*** Stored data ***

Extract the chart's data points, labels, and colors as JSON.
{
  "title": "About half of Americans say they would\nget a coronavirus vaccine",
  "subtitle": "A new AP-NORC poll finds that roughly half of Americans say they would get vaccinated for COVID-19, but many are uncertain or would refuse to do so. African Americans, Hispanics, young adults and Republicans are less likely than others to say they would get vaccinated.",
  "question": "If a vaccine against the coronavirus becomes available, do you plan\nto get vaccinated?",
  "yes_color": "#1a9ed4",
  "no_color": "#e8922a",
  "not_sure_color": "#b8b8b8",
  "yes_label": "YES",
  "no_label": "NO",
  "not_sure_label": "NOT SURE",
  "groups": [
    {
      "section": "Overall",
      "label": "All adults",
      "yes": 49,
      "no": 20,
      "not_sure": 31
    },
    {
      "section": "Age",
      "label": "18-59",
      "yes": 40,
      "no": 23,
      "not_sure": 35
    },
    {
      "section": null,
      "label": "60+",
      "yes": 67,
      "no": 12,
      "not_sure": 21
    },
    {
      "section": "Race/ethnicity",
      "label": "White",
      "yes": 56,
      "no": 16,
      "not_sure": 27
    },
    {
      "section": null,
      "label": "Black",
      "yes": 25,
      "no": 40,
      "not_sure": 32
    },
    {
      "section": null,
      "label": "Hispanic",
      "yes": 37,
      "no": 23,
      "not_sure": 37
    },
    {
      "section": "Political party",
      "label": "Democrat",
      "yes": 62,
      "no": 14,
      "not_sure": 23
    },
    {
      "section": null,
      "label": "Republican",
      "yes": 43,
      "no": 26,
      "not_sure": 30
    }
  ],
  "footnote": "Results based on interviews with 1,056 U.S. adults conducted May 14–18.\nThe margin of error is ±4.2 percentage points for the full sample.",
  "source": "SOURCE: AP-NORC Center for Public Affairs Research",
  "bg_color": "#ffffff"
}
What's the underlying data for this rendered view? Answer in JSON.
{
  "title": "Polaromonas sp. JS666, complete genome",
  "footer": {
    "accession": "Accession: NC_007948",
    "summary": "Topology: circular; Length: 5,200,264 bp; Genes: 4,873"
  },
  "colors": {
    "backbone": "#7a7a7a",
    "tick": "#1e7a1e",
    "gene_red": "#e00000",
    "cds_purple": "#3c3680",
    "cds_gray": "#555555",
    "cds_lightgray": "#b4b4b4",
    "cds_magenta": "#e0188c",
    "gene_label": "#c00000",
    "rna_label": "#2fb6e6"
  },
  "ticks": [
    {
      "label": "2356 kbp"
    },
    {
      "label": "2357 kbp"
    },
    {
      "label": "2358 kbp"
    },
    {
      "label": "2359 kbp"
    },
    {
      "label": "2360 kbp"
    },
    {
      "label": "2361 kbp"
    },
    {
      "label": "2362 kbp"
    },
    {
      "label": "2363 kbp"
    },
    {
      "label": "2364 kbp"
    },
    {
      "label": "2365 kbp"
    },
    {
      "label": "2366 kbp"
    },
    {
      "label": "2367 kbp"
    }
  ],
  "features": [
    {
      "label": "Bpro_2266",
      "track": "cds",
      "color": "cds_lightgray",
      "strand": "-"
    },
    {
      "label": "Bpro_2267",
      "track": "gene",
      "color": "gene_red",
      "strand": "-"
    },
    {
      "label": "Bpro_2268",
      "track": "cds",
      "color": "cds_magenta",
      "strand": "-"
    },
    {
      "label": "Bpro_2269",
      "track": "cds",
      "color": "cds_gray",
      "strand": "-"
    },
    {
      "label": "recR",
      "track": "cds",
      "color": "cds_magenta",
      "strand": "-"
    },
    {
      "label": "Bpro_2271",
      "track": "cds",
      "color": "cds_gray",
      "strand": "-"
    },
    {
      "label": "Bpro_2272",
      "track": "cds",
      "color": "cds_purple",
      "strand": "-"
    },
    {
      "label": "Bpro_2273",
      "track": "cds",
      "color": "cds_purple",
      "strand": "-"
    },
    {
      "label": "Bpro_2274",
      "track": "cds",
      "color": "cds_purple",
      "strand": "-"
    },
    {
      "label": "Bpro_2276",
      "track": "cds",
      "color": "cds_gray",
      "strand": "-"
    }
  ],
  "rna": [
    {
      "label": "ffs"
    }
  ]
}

***

[Exercise brief] Every record above must appear again in the answer, unchanged.

[Task output]
Extract the chart's data points, labels, and colors as JSON.
{
  "title": "About half of Americans say they would\nget a coronavirus vaccine",
  "subtitle": "A new AP-NORC poll finds that roughly half of Americans say they would get vaccinated for COVID-19, but many are uncertain or would refuse to do so. African Americans, Hispanics, young adults and Republicans are less likely than others to say they would get vaccinated.",
  "question": "If a vaccine against the coronavirus becomes available, do you plan\nto get vaccinated?",
  "yes_color": "#1a9ed4",
  "no_color": "#e8922a",
  "not_sure_color": "#b8b8b8",
  "yes_label": "YES",
  "no_label": "NO",
  "not_sure_label": "NOT SURE",
  "groups": [
    {
      "section": "Overall",
      "label": "All adults",
      "yes": 49,
      "no": 20,
      "not_sure": 31
    },
    {
      "section": "Age",
      "label": "18-59",
      "yes": 40,
      "no": 23,
      "not_sure": 35
    },
    {
      "section": null,
      "label": "60+",
      "yes": 67,
      "no": 12,
      "not_sure": 21
    },
    {
      "section": "Race/ethnicity",
      "label": "White",
      "yes": 56,
      "no": 16,
      "not_sure": 27
    },
    {
      "section": null,
      "label": "Black",
      "yes": 25,
      "no": 40,
      "not_sure": 32
    },
    {
      "section": null,
      "label": "Hispanic",
      "yes": 37,
      "no": 23,
      "not_sure": 37
    },
    {
      "section": "Political party",
      "label": "Democrat",
      "yes": 62,
      "no": 14,
      "not_sure": 23
    },
    {
      "section": null,
      "label": "Republican",
      "yes": 43,
      "no": 26,
      "not_sure": 30
    }
  ],
  "footnote": "Results based on interviews with 1,056 U.S. adults conducted May 14–18.\nThe margin of error is ±4.2 percentage points for the full sample.",
  "source": "SOURCE: AP-NORC Center for Public Affairs Research",
  "bg_color": "#ffffff"
}
What's the underlying data for this rendered view? Answer in JSON.
{
  "title": "Polaromonas sp. JS666, complete genome",
  "footer": {
    "accession": "Accession: NC_007948",
    "summary": "Topology: circular; Length: 5,200,264 bp; Genes: 4,873"
  },
  "colors": {
    "backbone": "#7a7a7a",
    "tick": "#1e7a1e",
    "gene_red": "#e00000",
    "cds_purple": "#3c3680",
    "cds_gray": "#555555",
    "cds_lightgray": "#b4b4b4",
    "cds_magenta": "#e0188c",
    "gene_label": "#c00000",
    "rna_label": "#2fb6e6"
  },
  "ticks": [
    {
      "label": "2356 kbp"
    },
    {
      "label": "2357 kbp"
    },
    {
      "label": "2358 kbp"
    },
    {
      "label": "2359 kbp"
    },
    {
      "label": "2360 kbp"
    },
    {
      "label": "2361 kbp"
    },
    {
      "label": "2362 kbp"
    },
    {
      "label": "2363 kbp"
    },
    {
      "label": "2364 kbp"
    },
    {
      "label": "2365 kbp"
    },
    {
      "label": "2366 kbp"
    },
    {
      "label": "2367 kbp"
    }
  ],
  "features": [
    {
      "label": "Bpro_2266",
      "track": "cds",
      "color": "cds_lightgray",
      "strand": "-"
    },
    {
      "label": "Bpro_2267",
      "track": "gene",
      "color": "gene_red",
      "strand": "-"
    },
    {
      "label": "Bpro_2268",
      "track": "cds",
      "color": "cds_magenta",
      "strand": "-"
    },
    {
      "label": "Bpro_2269",
      "track": "cds",
      "color": "cds_gray",
      "strand": "-"
    },
    {
      "label": "recR",
      "track": "cds",
      "color": "cds_magenta",
      "strand": "-"
    },
    {
      "label": "Bpro_2271",
      "track": "cds",
      "color": "cds_gray",
      "strand": "-"
    },
    {
      "label": "Bpro_2272",
      "track": "cds",
      "color": "cds_purple",
      "strand": "-"
    },
    {
      "label": "Bpro_2273",
      "track": "cds",
      "color": "cds_purple",
      "strand": "-"
    },
    {
      "label": "Bpro_2274",
      "track": "cds",
      "color": "cds_purple",
      "strand": "-"
    },
    {
      "label": "Bpro_2276",
      "track": "cds",
      "color": "cds_gray",
      "strand": "-"
    }
  ],
  "rna": [
    {
      "label": "ffs"
    }
  ]
}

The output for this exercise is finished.